Exercise requirements.
Among the entries below, find the lines with "Full" and copy them.

Figure content listings
------------------------------------------------------------
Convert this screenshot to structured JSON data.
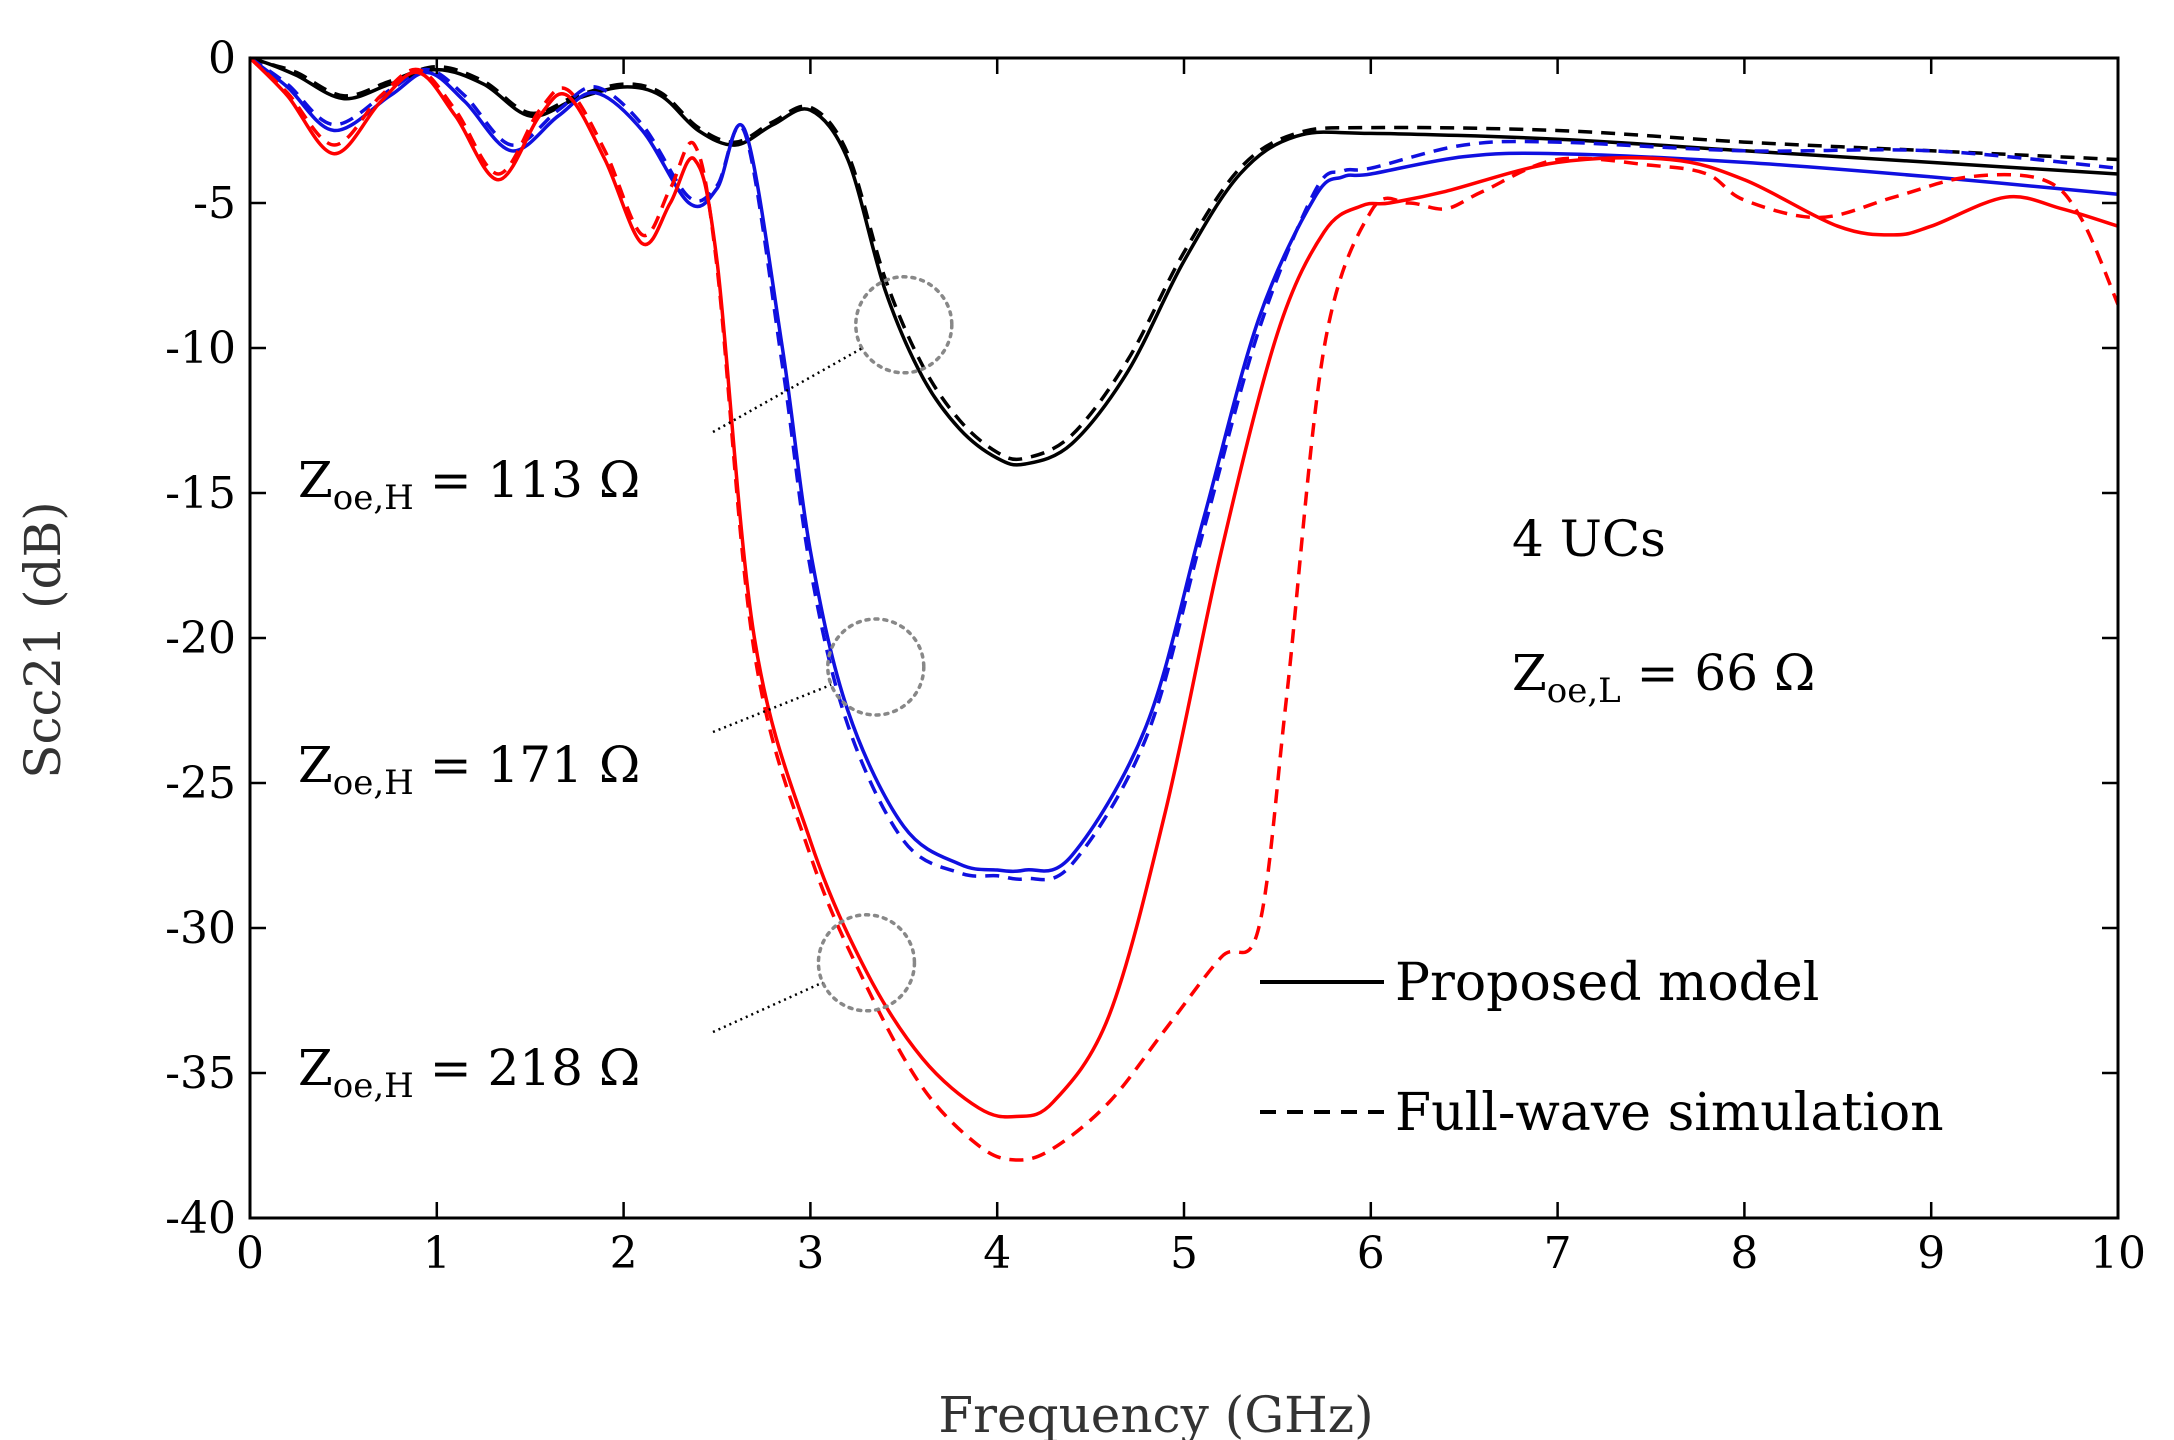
{
  "chart_data": {
    "type": "line",
    "xlabel": "Frequency (GHz)",
    "ylabel": "Scc21 (dB)",
    "xlim": [
      0,
      10
    ],
    "ylim": [
      -40,
      0
    ],
    "xticks": [
      0,
      1,
      2,
      3,
      4,
      5,
      6,
      7,
      8,
      9,
      10
    ],
    "yticks": [
      0,
      -5,
      -10,
      -15,
      -20,
      -25,
      -30,
      -35,
      -40
    ],
    "xtick_labels": [
      "0",
      "1",
      "2",
      "3",
      "4",
      "5",
      "6",
      "7",
      "8",
      "9",
      "10"
    ],
    "ytick_labels": [
      "0",
      "-5",
      "-10",
      "-15",
      "-20",
      "-25",
      "-30",
      "-35",
      "-40"
    ],
    "grid": false,
    "legend_position": "bottom-right",
    "legend": [
      {
        "label": "Proposed model",
        "style": "solid",
        "color": "#000000"
      },
      {
        "label": "Full-wave simulation",
        "style": "dashed",
        "color": "#000000"
      }
    ],
    "annotations": [
      {
        "main": "Z",
        "sub": "oe,H",
        "rest": " = 113 Ω",
        "points_to_x": 3.5,
        "points_to_y": -9.2
      },
      {
        "main": "Z",
        "sub": "oe,H",
        "rest": " = 171 Ω",
        "points_to_x": 3.35,
        "points_to_y": -21
      },
      {
        "main": "Z",
        "sub": "oe,H",
        "rest": " = 218 Ω",
        "points_to_x": 3.3,
        "points_to_y": -31.2
      }
    ],
    "text_notes": {
      "ucs": "4 UCs",
      "zl_main": "Z",
      "zl_sub": "oe,L",
      "zl_rest": " = 66 Ω"
    },
    "series": [
      {
        "name": "Zoe,H = 113 Ω — Proposed model",
        "color": "#000000",
        "style": "solid",
        "x": [
          0,
          0.1,
          0.25,
          0.5,
          0.75,
          1.0,
          1.25,
          1.5,
          1.75,
          2.0,
          2.2,
          2.4,
          2.6,
          2.8,
          3.0,
          3.2,
          3.4,
          3.6,
          3.8,
          4.0,
          4.15,
          4.4,
          4.7,
          5.0,
          5.3,
          5.6,
          6.0,
          7.0,
          8.0,
          9.0,
          10.0
        ],
        "y": [
          0,
          -0.2,
          -0.6,
          -1.4,
          -0.9,
          -0.4,
          -0.9,
          -2.0,
          -1.4,
          -1.0,
          -1.3,
          -2.5,
          -3.0,
          -2.3,
          -1.8,
          -3.5,
          -8.0,
          -11.0,
          -12.8,
          -13.8,
          -14.0,
          -13.3,
          -10.8,
          -7.0,
          -4.0,
          -2.7,
          -2.6,
          -2.8,
          -3.2,
          -3.6,
          -4.0
        ]
      },
      {
        "name": "Zoe,H = 113 Ω — Full-wave simulation",
        "color": "#000000",
        "style": "dashed",
        "x": [
          0,
          0.1,
          0.25,
          0.5,
          0.75,
          1.0,
          1.25,
          1.5,
          1.75,
          2.0,
          2.2,
          2.4,
          2.6,
          2.8,
          3.0,
          3.2,
          3.4,
          3.6,
          3.8,
          4.0,
          4.15,
          4.4,
          4.7,
          5.0,
          5.3,
          5.6,
          6.0,
          7.0,
          8.0,
          9.0,
          10.0
        ],
        "y": [
          0,
          -0.2,
          -0.5,
          -1.3,
          -0.8,
          -0.3,
          -0.8,
          -1.9,
          -1.3,
          -0.9,
          -1.2,
          -2.4,
          -2.9,
          -2.2,
          -1.7,
          -3.3,
          -7.6,
          -10.6,
          -12.5,
          -13.6,
          -13.8,
          -13.0,
          -10.4,
          -6.7,
          -3.8,
          -2.6,
          -2.4,
          -2.5,
          -2.9,
          -3.2,
          -3.5
        ]
      },
      {
        "name": "Zoe,H = 171 Ω — Proposed model",
        "color": "#1010e0",
        "style": "solid",
        "x": [
          0,
          0.2,
          0.45,
          0.75,
          0.95,
          1.15,
          1.4,
          1.65,
          1.85,
          2.1,
          2.35,
          2.5,
          2.65,
          2.85,
          3.0,
          3.2,
          3.5,
          3.8,
          4.0,
          4.15,
          4.4,
          4.8,
          5.1,
          5.4,
          5.7,
          5.85,
          6.0,
          6.5,
          7.0,
          8.0,
          9.0,
          10.0
        ],
        "y": [
          0,
          -1.0,
          -2.5,
          -1.3,
          -0.5,
          -1.5,
          -3.2,
          -2.0,
          -1.2,
          -2.5,
          -5.0,
          -4.5,
          -2.5,
          -10.0,
          -17.0,
          -22.5,
          -26.5,
          -27.8,
          -28.0,
          -28.0,
          -27.5,
          -23.0,
          -16.0,
          -9.0,
          -4.8,
          -4.1,
          -4.0,
          -3.4,
          -3.3,
          -3.6,
          -4.1,
          -4.7
        ]
      },
      {
        "name": "Zoe,H = 171 Ω — Full-wave simulation",
        "color": "#1010e0",
        "style": "dashed",
        "x": [
          0,
          0.2,
          0.45,
          0.75,
          0.95,
          1.15,
          1.4,
          1.65,
          1.85,
          2.1,
          2.35,
          2.5,
          2.65,
          2.85,
          3.0,
          3.2,
          3.5,
          3.8,
          4.0,
          4.15,
          4.4,
          4.8,
          5.1,
          5.4,
          5.7,
          5.85,
          6.0,
          6.5,
          7.0,
          8.0,
          9.0,
          10.0
        ],
        "y": [
          0,
          -0.9,
          -2.3,
          -1.1,
          -0.4,
          -1.3,
          -3.0,
          -1.8,
          -1.0,
          -2.3,
          -4.8,
          -4.4,
          -2.6,
          -10.6,
          -17.6,
          -23.0,
          -27.0,
          -28.1,
          -28.2,
          -28.3,
          -27.8,
          -23.4,
          -16.4,
          -9.4,
          -4.6,
          -3.9,
          -3.8,
          -3.0,
          -2.9,
          -3.2,
          -3.2,
          -3.8
        ]
      },
      {
        "name": "Zoe,H = 218 Ω — Proposed model",
        "color": "#ff0000",
        "style": "solid",
        "x": [
          0,
          0.2,
          0.45,
          0.7,
          0.9,
          1.1,
          1.33,
          1.55,
          1.7,
          1.9,
          2.1,
          2.25,
          2.38,
          2.5,
          2.7,
          3.0,
          3.3,
          3.6,
          3.9,
          4.1,
          4.3,
          4.6,
          4.9,
          5.2,
          5.5,
          5.75,
          5.95,
          6.1,
          6.4,
          7.0,
          7.6,
          8.0,
          8.5,
          8.8,
          9.0,
          9.4,
          9.7,
          10.0
        ],
        "y": [
          0,
          -1.3,
          -3.3,
          -1.5,
          -0.5,
          -2.0,
          -4.2,
          -2.0,
          -1.3,
          -3.5,
          -6.4,
          -5.0,
          -3.5,
          -7.0,
          -20.0,
          -27.0,
          -31.5,
          -34.5,
          -36.2,
          -36.5,
          -36.0,
          -33.0,
          -26.0,
          -17.0,
          -9.5,
          -6.0,
          -5.1,
          -5.0,
          -4.6,
          -3.6,
          -3.5,
          -4.2,
          -5.8,
          -6.1,
          -5.8,
          -4.8,
          -5.2,
          -5.8
        ]
      },
      {
        "name": "Zoe,H = 218 Ω — Full-wave simulation",
        "color": "#ff0000",
        "style": "dashed",
        "x": [
          0,
          0.2,
          0.45,
          0.7,
          0.9,
          1.1,
          1.33,
          1.55,
          1.7,
          1.9,
          2.1,
          2.25,
          2.38,
          2.5,
          2.7,
          3.0,
          3.3,
          3.6,
          3.9,
          4.1,
          4.3,
          4.6,
          4.9,
          5.2,
          5.4,
          5.55,
          5.75,
          6.0,
          6.2,
          6.4,
          6.6,
          7.0,
          7.5,
          7.8,
          8.0,
          8.4,
          8.8,
          9.2,
          9.6,
          9.8,
          10.0
        ],
        "y": [
          0,
          -1.2,
          -3.0,
          -1.3,
          -0.4,
          -1.8,
          -4.0,
          -1.8,
          -1.1,
          -3.2,
          -6.1,
          -4.5,
          -3.0,
          -7.2,
          -20.5,
          -27.5,
          -32.0,
          -35.5,
          -37.5,
          -38.0,
          -37.6,
          -36.0,
          -33.5,
          -31.0,
          -30.0,
          -22.0,
          -10.0,
          -5.3,
          -5.0,
          -5.2,
          -4.6,
          -3.5,
          -3.7,
          -4.0,
          -4.9,
          -5.5,
          -4.8,
          -4.1,
          -4.2,
          -5.5,
          -8.5
        ]
      }
    ]
  }
}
------------------------------------------------------------
Worked solution.
        "label": "Full-wave simulation",
        "name": "Zoe,H = 113 Ω — Full-wave simulation",
        "name": "Zoe,H = 171 Ω — Full-wave simulation",
        "name": "Zoe,H = 218 Ω — Full-wave simulation",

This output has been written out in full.